- Task prompt:
Set down each line of the data below exactly as it stands, dropping the pictures.

- Recorded data:

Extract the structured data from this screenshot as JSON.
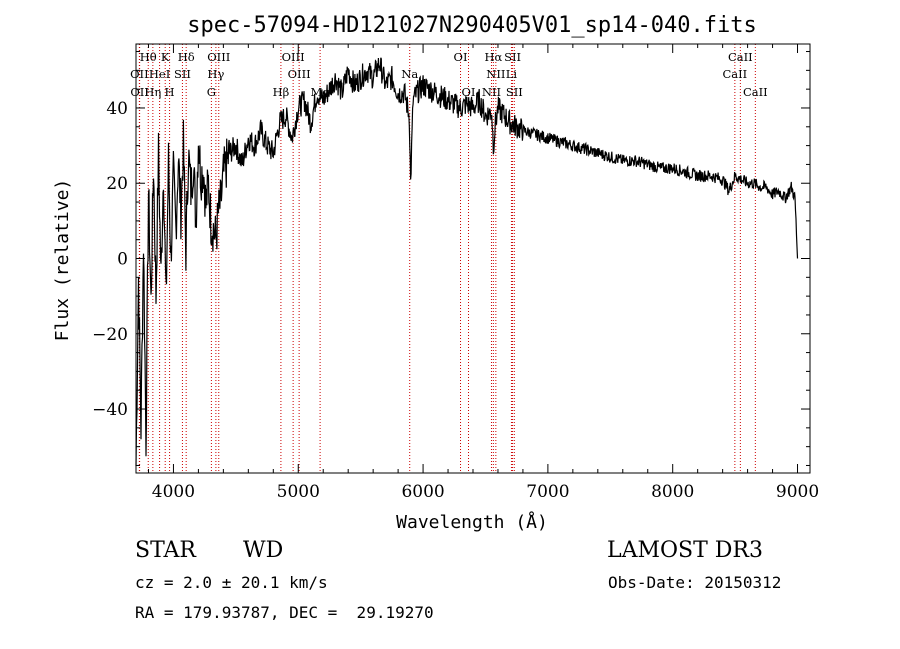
{
  "chart_data": {
    "type": "line",
    "title": "spec-57094-HD121027N290405V01_sp14-040.fits",
    "xlabel": "Wavelength (Å)",
    "ylabel": "Flux (relative)",
    "xlim": [
      3700,
      9100
    ],
    "ylim": [
      -57,
      57
    ],
    "x_ticks": [
      4000,
      5000,
      6000,
      7000,
      8000,
      9000
    ],
    "y_ticks": [
      -40,
      -20,
      0,
      20,
      40
    ],
    "grid": false,
    "series": [
      {
        "name": "flux",
        "x": [
          3700,
          3720,
          3740,
          3760,
          3780,
          3800,
          3820,
          3840,
          3860,
          3880,
          3900,
          3920,
          3940,
          3960,
          3980,
          4000,
          4020,
          4040,
          4060,
          4080,
          4100,
          4120,
          4140,
          4160,
          4180,
          4200,
          4220,
          4240,
          4260,
          4280,
          4300,
          4320,
          4340,
          4360,
          4380,
          4400,
          4450,
          4500,
          4550,
          4600,
          4650,
          4700,
          4750,
          4800,
          4850,
          4900,
          4950,
          5000,
          5050,
          5100,
          5150,
          5200,
          5250,
          5300,
          5350,
          5400,
          5450,
          5500,
          5550,
          5600,
          5650,
          5700,
          5750,
          5800,
          5850,
          5890,
          5900,
          5920,
          5950,
          6000,
          6050,
          6100,
          6150,
          6200,
          6250,
          6300,
          6350,
          6400,
          6450,
          6500,
          6550,
          6563,
          6580,
          6600,
          6650,
          6700,
          6750,
          6800,
          6900,
          7000,
          7100,
          7200,
          7300,
          7400,
          7500,
          7600,
          7700,
          7800,
          7900,
          8000,
          8100,
          8200,
          8300,
          8400,
          8450,
          8500,
          8550,
          8600,
          8650,
          8700,
          8750,
          8800,
          8850,
          8900,
          8950,
          8980,
          9000
        ],
        "y": [
          -55,
          -5,
          -45,
          5,
          -48,
          18,
          -12,
          25,
          -10,
          28,
          -5,
          24,
          -12,
          26,
          0,
          22,
          8,
          27,
          12,
          30,
          2,
          28,
          18,
          26,
          10,
          32,
          22,
          24,
          14,
          20,
          10,
          8,
          5,
          12,
          15,
          22,
          28,
          30,
          25,
          32,
          30,
          34,
          30,
          28,
          36,
          38,
          32,
          40,
          42,
          36,
          44,
          42,
          45,
          48,
          44,
          50,
          46,
          48,
          50,
          48,
          52,
          46,
          48,
          44,
          44,
          38,
          20,
          42,
          44,
          46,
          45,
          44,
          43,
          42,
          41,
          40,
          41,
          40,
          42,
          38,
          39,
          30,
          36,
          40,
          38,
          36,
          35,
          34,
          33,
          32,
          31,
          30,
          29,
          28,
          27,
          26,
          26,
          25,
          24,
          24,
          23,
          22,
          22,
          21,
          18,
          22,
          21,
          20,
          20,
          19,
          19,
          17,
          18,
          16,
          19,
          16,
          0
        ]
      }
    ],
    "spectral_lines": [
      {
        "label": "Hθ",
        "x": 3798,
        "row": 1
      },
      {
        "label": "K",
        "x": 3934,
        "row": 1
      },
      {
        "label": "Hδ",
        "x": 4102,
        "row": 1
      },
      {
        "label": "OIII",
        "x": 4363,
        "row": 1
      },
      {
        "label": "OIII",
        "x": 4959,
        "row": 1
      },
      {
        "label": "OI",
        "x": 6300,
        "row": 1
      },
      {
        "label": "Hα",
        "x": 6563,
        "row": 1
      },
      {
        "label": "SII",
        "x": 6717,
        "row": 1
      },
      {
        "label": "CaII",
        "x": 8542,
        "row": 1
      },
      {
        "label": "OII",
        "x": 3727,
        "row": 2
      },
      {
        "label": "HeI",
        "x": 3889,
        "row": 2
      },
      {
        "label": "SII",
        "x": 4072,
        "row": 2
      },
      {
        "label": "Hγ",
        "x": 4340,
        "row": 2
      },
      {
        "label": "OIII",
        "x": 5007,
        "row": 2
      },
      {
        "label": "Na",
        "x": 5893,
        "row": 2
      },
      {
        "label": "NII",
        "x": 6583,
        "row": 2
      },
      {
        "label": "Li",
        "x": 6708,
        "row": 2
      },
      {
        "label": "CaII",
        "x": 8498,
        "row": 2
      },
      {
        "label": "OII",
        "x": 3729,
        "row": 3
      },
      {
        "label": "Hη",
        "x": 3835,
        "row": 3
      },
      {
        "label": "H",
        "x": 3969,
        "row": 3
      },
      {
        "label": "G",
        "x": 4304,
        "row": 3
      },
      {
        "label": "Hβ",
        "x": 4861,
        "row": 3
      },
      {
        "label": "Mg",
        "x": 5175,
        "row": 3
      },
      {
        "label": "OI",
        "x": 6364,
        "row": 3
      },
      {
        "label": "NII",
        "x": 6548,
        "row": 3
      },
      {
        "label": "SII",
        "x": 6731,
        "row": 3
      },
      {
        "label": "CaII",
        "x": 8662,
        "row": 3
      }
    ],
    "line_color": "#000000",
    "marker_color": "#cc0000"
  },
  "info": {
    "class": "STAR",
    "subclass": "WD",
    "survey": "LAMOST DR3",
    "cz": "cz = 2.0 ± 20.1 km/s",
    "obs_date": "Obs-Date: 20150312",
    "coords": "RA = 179.93787, DEC =  29.19270"
  }
}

- Answer to this task:
Extract the structured data from this screenshot as JSON.
{
  "chart_data": {
    "type": "line",
    "title": "spec-57094-HD121027N290405V01_sp14-040.fits",
    "xlabel": "Wavelength (Å)",
    "ylabel": "Flux (relative)",
    "xlim": [
      3700,
      9100
    ],
    "ylim": [
      -57,
      57
    ],
    "x_ticks": [
      4000,
      5000,
      6000,
      7000,
      8000,
      9000
    ],
    "y_ticks": [
      -40,
      -20,
      0,
      20,
      40
    ],
    "grid": false,
    "series": [
      {
        "name": "flux",
        "x": [
          3700,
          3720,
          3740,
          3760,
          3780,
          3800,
          3820,
          3840,
          3860,
          3880,
          3900,
          3920,
          3940,
          3960,
          3980,
          4000,
          4020,
          4040,
          4060,
          4080,
          4100,
          4120,
          4140,
          4160,
          4180,
          4200,
          4220,
          4240,
          4260,
          4280,
          4300,
          4320,
          4340,
          4360,
          4380,
          4400,
          4450,
          4500,
          4550,
          4600,
          4650,
          4700,
          4750,
          4800,
          4850,
          4900,
          4950,
          5000,
          5050,
          5100,
          5150,
          5200,
          5250,
          5300,
          5350,
          5400,
          5450,
          5500,
          5550,
          5600,
          5650,
          5700,
          5750,
          5800,
          5850,
          5890,
          5900,
          5920,
          5950,
          6000,
          6050,
          6100,
          6150,
          6200,
          6250,
          6300,
          6350,
          6400,
          6450,
          6500,
          6550,
          6563,
          6580,
          6600,
          6650,
          6700,
          6750,
          6800,
          6900,
          7000,
          7100,
          7200,
          7300,
          7400,
          7500,
          7600,
          7700,
          7800,
          7900,
          8000,
          8100,
          8200,
          8300,
          8400,
          8450,
          8500,
          8550,
          8600,
          8650,
          8700,
          8750,
          8800,
          8850,
          8900,
          8950,
          8980,
          9000
        ],
        "y": [
          -55,
          -5,
          -45,
          5,
          -48,
          18,
          -12,
          25,
          -10,
          28,
          -5,
          24,
          -12,
          26,
          0,
          22,
          8,
          27,
          12,
          30,
          2,
          28,
          18,
          26,
          10,
          32,
          22,
          24,
          14,
          20,
          10,
          8,
          5,
          12,
          15,
          22,
          28,
          30,
          25,
          32,
          30,
          34,
          30,
          28,
          36,
          38,
          32,
          40,
          42,
          36,
          44,
          42,
          45,
          48,
          44,
          50,
          46,
          48,
          50,
          48,
          52,
          46,
          48,
          44,
          44,
          38,
          20,
          42,
          44,
          46,
          45,
          44,
          43,
          42,
          41,
          40,
          41,
          40,
          42,
          38,
          39,
          30,
          36,
          40,
          38,
          36,
          35,
          34,
          33,
          32,
          31,
          30,
          29,
          28,
          27,
          26,
          26,
          25,
          24,
          24,
          23,
          22,
          22,
          21,
          18,
          22,
          21,
          20,
          20,
          19,
          19,
          17,
          18,
          16,
          19,
          16,
          0
        ]
      }
    ],
    "spectral_lines": [
      {
        "label": "Hθ",
        "x": 3798,
        "row": 1
      },
      {
        "label": "K",
        "x": 3934,
        "row": 1
      },
      {
        "label": "Hδ",
        "x": 4102,
        "row": 1
      },
      {
        "label": "OIII",
        "x": 4363,
        "row": 1
      },
      {
        "label": "OIII",
        "x": 4959,
        "row": 1
      },
      {
        "label": "OI",
        "x": 6300,
        "row": 1
      },
      {
        "label": "Hα",
        "x": 6563,
        "row": 1
      },
      {
        "label": "SII",
        "x": 6717,
        "row": 1
      },
      {
        "label": "CaII",
        "x": 8542,
        "row": 1
      },
      {
        "label": "OII",
        "x": 3727,
        "row": 2
      },
      {
        "label": "HeI",
        "x": 3889,
        "row": 2
      },
      {
        "label": "SII",
        "x": 4072,
        "row": 2
      },
      {
        "label": "Hγ",
        "x": 4340,
        "row": 2
      },
      {
        "label": "OIII",
        "x": 5007,
        "row": 2
      },
      {
        "label": "Na",
        "x": 5893,
        "row": 2
      },
      {
        "label": "NII",
        "x": 6583,
        "row": 2
      },
      {
        "label": "Li",
        "x": 6708,
        "row": 2
      },
      {
        "label": "CaII",
        "x": 8498,
        "row": 2
      },
      {
        "label": "OII",
        "x": 3729,
        "row": 3
      },
      {
        "label": "Hη",
        "x": 3835,
        "row": 3
      },
      {
        "label": "H",
        "x": 3969,
        "row": 3
      },
      {
        "label": "G",
        "x": 4304,
        "row": 3
      },
      {
        "label": "Hβ",
        "x": 4861,
        "row": 3
      },
      {
        "label": "Mg",
        "x": 5175,
        "row": 3
      },
      {
        "label": "OI",
        "x": 6364,
        "row": 3
      },
      {
        "label": "NII",
        "x": 6548,
        "row": 3
      },
      {
        "label": "SII",
        "x": 6731,
        "row": 3
      },
      {
        "label": "CaII",
        "x": 8662,
        "row": 3
      }
    ],
    "line_color": "#000000",
    "marker_color": "#cc0000"
  },
  "info": {
    "class": "STAR",
    "subclass": "WD",
    "survey": "LAMOST DR3",
    "cz": "cz = 2.0 ± 20.1 km/s",
    "obs_date": "Obs-Date: 20150312",
    "coords": "RA = 179.93787, DEC =  29.19270"
  }
}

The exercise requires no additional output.